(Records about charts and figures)
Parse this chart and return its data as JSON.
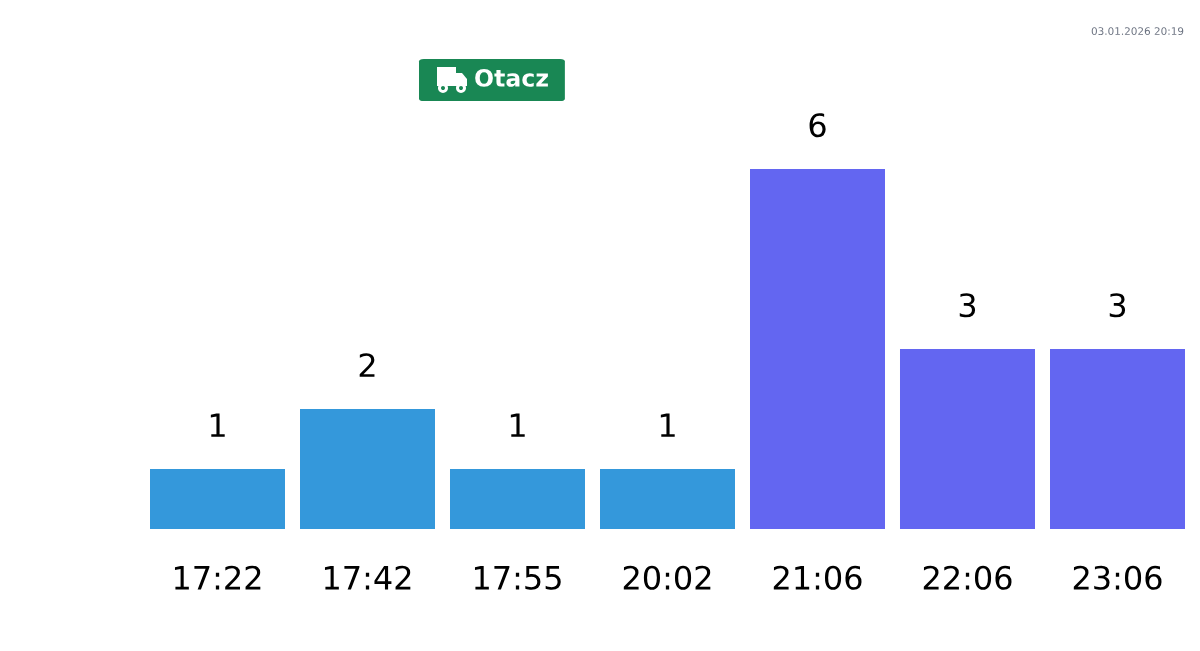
{
  "chart_data": {
    "type": "bar",
    "title": "Otacz",
    "categories": [
      "17:22",
      "17:42",
      "17:55",
      "20:02",
      "21:06",
      "22:06",
      "23:06"
    ],
    "values": [
      1,
      2,
      1,
      1,
      6,
      3,
      3
    ],
    "colors": [
      "#3498db",
      "#3498db",
      "#3498db",
      "#3498db",
      "#6366f1",
      "#6366f1",
      "#6366f1"
    ],
    "data_labels": true,
    "tick_labels": "x",
    "grid": false,
    "annotations": [
      "03.01.2026 20:19"
    ]
  }
}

== Work to be completed ==
Reproduce every record above exactly, but leave out the pictures.

== Result of this task ==
Parse this chart and return its data as JSON.
{
  "chart_data": {
    "type": "bar",
    "title": "Otacz",
    "categories": [
      "17:22",
      "17:42",
      "17:55",
      "20:02",
      "21:06",
      "22:06",
      "23:06"
    ],
    "values": [
      1,
      2,
      1,
      1,
      6,
      3,
      3
    ],
    "colors": [
      "#3498db",
      "#3498db",
      "#3498db",
      "#3498db",
      "#6366f1",
      "#6366f1",
      "#6366f1"
    ],
    "data_labels": true,
    "tick_labels": "x",
    "grid": false,
    "annotations": [
      "03.01.2026 20:19"
    ]
  }
}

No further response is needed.